— Begin —

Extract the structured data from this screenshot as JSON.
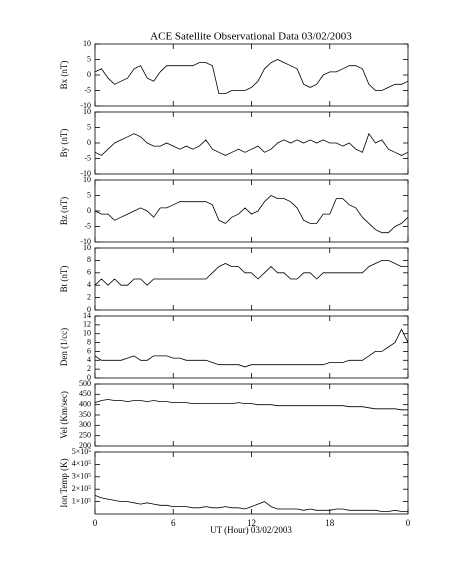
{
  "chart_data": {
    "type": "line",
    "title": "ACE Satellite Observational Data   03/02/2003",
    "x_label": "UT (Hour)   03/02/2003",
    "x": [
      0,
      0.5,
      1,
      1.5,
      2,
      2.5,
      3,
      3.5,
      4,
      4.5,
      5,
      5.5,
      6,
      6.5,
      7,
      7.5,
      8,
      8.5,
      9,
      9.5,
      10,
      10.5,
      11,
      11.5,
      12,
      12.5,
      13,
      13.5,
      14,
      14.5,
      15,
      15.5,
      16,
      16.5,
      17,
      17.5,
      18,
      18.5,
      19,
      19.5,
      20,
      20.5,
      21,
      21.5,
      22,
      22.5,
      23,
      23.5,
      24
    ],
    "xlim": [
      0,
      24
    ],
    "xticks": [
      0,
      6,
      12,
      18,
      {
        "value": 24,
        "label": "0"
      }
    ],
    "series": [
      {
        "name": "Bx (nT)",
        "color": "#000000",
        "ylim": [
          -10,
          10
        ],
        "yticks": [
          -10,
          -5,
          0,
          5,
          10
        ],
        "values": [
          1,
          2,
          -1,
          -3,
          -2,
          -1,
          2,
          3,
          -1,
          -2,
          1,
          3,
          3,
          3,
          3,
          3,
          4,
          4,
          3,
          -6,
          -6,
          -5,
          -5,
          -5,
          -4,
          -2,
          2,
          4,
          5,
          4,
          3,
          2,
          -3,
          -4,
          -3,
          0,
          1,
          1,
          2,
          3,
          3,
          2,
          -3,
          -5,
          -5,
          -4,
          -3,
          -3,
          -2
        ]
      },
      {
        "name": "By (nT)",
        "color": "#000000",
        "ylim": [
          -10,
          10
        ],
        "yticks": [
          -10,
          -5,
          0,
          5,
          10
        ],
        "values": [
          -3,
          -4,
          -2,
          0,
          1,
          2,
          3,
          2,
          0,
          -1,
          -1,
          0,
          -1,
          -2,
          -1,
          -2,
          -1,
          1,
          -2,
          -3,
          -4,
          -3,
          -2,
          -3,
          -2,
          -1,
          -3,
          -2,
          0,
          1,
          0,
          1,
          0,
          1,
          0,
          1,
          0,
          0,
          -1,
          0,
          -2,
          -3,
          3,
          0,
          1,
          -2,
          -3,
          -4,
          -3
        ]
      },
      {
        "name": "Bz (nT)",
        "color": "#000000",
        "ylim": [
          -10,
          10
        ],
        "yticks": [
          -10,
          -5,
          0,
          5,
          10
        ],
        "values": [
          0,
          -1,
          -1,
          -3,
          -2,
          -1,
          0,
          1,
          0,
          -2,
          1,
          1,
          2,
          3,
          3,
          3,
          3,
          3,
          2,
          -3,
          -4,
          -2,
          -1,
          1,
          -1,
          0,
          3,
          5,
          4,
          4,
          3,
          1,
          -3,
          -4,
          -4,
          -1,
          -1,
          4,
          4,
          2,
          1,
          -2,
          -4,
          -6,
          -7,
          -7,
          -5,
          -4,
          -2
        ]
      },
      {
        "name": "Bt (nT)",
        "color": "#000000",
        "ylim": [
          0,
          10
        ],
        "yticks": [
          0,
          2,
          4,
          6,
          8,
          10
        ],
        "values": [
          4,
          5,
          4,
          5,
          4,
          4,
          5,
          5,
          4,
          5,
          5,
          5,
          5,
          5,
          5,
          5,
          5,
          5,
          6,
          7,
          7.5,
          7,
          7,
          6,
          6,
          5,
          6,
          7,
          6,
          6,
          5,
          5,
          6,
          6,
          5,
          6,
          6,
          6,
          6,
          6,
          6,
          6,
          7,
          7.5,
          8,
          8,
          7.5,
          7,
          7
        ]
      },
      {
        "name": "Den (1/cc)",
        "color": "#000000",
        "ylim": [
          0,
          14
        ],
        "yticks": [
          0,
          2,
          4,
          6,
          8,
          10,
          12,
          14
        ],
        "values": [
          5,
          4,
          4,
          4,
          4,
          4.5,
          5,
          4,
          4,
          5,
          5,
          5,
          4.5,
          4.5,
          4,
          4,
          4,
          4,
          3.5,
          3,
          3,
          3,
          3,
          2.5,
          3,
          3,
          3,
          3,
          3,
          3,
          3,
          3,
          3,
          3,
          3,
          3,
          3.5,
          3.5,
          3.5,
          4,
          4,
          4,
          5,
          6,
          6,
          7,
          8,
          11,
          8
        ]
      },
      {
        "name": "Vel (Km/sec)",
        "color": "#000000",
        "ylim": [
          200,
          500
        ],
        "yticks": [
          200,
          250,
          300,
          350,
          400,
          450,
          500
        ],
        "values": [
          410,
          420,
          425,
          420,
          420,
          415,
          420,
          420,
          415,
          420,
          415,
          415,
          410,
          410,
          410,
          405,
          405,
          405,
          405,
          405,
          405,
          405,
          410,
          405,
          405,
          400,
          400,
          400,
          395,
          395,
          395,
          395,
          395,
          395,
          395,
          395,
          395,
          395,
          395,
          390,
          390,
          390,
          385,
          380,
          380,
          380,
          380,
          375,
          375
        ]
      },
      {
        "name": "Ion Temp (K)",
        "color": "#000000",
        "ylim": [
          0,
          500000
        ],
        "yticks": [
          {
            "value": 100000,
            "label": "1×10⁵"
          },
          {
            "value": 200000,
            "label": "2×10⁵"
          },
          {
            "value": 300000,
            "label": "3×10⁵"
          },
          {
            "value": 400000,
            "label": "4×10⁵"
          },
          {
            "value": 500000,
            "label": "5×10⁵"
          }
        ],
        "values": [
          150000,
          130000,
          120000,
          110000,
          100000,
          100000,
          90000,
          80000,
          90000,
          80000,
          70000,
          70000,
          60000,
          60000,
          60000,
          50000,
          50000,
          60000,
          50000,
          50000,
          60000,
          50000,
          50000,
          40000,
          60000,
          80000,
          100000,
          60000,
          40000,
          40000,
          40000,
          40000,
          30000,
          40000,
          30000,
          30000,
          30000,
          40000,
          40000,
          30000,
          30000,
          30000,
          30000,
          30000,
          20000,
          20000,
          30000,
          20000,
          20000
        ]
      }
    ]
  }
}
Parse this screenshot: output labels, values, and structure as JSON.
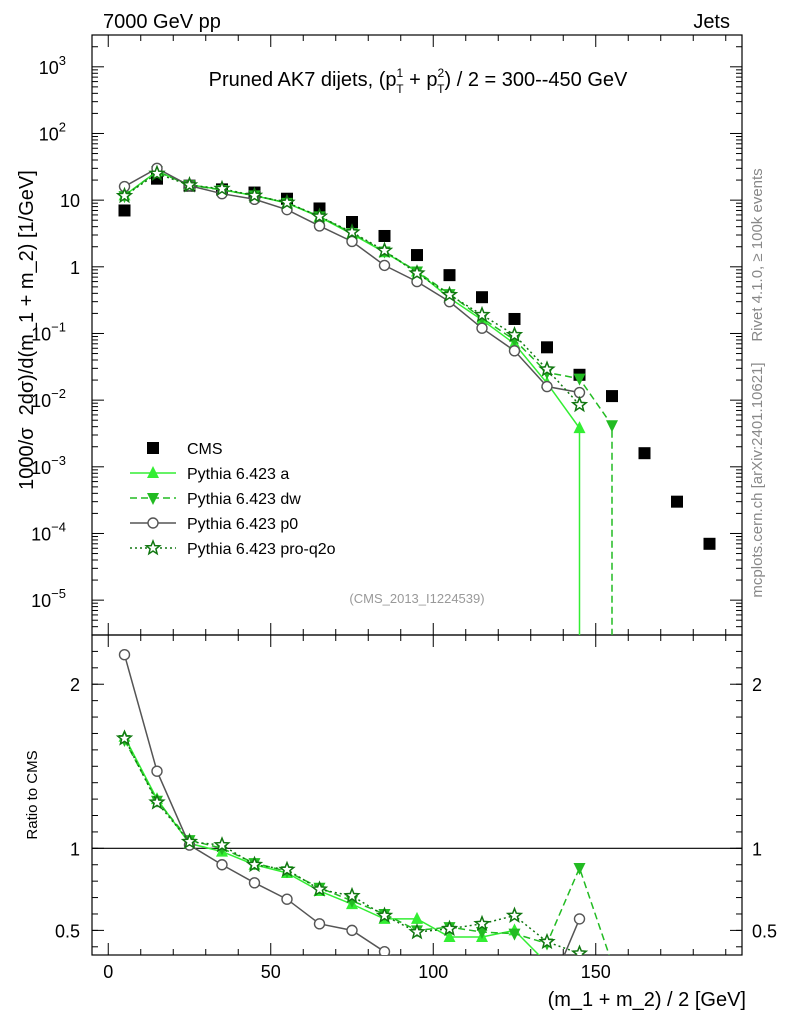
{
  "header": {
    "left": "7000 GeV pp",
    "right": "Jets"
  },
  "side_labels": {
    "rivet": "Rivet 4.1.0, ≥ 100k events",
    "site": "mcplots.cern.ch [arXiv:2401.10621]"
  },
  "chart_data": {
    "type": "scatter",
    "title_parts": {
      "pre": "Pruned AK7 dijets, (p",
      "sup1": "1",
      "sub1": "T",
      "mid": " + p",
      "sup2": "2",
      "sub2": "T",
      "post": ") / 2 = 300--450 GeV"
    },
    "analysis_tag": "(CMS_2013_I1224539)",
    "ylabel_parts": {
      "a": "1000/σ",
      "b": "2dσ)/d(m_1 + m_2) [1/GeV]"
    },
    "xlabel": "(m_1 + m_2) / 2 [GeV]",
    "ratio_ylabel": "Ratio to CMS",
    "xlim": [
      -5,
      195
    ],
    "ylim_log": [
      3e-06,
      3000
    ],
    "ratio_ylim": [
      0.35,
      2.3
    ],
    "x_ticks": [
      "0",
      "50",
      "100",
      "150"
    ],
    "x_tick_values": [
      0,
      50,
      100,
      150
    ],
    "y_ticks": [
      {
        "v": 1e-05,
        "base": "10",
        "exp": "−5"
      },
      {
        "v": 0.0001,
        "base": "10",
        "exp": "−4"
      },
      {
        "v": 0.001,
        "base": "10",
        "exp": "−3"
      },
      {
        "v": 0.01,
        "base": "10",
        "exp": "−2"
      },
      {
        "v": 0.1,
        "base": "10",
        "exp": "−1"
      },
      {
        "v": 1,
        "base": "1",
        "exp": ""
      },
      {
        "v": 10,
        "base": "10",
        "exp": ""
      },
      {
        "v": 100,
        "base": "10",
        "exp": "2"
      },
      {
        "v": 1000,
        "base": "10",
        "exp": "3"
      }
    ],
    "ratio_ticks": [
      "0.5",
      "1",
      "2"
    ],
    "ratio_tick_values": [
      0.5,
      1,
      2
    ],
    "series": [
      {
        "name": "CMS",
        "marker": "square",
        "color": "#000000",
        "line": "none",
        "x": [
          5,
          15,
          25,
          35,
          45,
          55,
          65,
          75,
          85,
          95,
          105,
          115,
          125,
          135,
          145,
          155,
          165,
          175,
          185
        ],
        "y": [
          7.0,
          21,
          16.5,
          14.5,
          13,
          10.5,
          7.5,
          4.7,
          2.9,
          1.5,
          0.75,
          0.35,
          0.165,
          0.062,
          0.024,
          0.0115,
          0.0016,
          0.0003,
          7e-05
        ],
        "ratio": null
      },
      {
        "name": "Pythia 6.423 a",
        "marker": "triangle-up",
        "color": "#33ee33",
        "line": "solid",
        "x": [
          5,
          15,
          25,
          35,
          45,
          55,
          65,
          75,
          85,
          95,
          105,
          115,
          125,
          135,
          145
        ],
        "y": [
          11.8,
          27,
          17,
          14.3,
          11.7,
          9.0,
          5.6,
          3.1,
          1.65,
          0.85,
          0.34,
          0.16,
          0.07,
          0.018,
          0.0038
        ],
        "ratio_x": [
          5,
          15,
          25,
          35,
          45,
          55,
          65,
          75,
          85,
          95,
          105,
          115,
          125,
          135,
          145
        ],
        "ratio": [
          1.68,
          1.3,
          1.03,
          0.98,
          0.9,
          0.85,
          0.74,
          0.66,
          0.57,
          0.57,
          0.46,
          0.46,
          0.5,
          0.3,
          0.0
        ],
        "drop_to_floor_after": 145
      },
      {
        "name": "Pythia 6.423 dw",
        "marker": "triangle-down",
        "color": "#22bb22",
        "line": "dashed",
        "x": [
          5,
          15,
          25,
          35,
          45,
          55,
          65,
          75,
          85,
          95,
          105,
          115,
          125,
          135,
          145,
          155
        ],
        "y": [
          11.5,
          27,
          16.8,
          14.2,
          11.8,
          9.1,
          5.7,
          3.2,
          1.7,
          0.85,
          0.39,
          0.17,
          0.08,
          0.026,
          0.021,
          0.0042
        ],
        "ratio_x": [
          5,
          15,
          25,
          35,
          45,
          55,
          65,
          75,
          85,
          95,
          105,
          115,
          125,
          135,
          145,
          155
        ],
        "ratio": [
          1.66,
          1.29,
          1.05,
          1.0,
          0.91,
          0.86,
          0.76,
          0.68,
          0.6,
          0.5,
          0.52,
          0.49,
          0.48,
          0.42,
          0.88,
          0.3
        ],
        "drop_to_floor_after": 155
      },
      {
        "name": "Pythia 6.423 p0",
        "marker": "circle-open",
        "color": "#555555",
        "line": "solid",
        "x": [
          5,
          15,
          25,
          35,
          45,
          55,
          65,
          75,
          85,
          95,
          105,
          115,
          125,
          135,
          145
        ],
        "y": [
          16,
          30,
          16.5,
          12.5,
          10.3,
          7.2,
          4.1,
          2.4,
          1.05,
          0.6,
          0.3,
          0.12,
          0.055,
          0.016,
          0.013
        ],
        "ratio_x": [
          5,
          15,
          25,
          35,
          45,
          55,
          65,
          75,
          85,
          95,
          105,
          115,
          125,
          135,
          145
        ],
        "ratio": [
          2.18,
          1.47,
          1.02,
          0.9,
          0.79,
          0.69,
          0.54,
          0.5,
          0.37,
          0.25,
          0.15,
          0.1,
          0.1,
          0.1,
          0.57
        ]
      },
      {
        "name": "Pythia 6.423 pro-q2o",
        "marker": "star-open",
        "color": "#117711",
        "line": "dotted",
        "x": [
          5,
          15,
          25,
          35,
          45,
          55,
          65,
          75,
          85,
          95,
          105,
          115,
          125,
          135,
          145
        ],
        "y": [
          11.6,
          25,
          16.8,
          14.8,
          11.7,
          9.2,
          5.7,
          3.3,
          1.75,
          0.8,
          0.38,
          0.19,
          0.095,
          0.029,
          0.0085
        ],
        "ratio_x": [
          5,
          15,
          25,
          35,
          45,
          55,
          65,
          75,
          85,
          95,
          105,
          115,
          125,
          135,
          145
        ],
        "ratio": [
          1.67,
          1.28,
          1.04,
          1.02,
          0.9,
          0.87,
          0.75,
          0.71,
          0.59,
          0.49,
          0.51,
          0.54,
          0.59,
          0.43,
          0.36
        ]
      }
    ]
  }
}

— End —

=== EXERCISE BRIEF ===
Look for lines containing the string "triangle" and copy them all.

=== ANSWER FOR THIS EXERCISE ===
        "marker": "triangle-up",
        "marker": "triangle-down",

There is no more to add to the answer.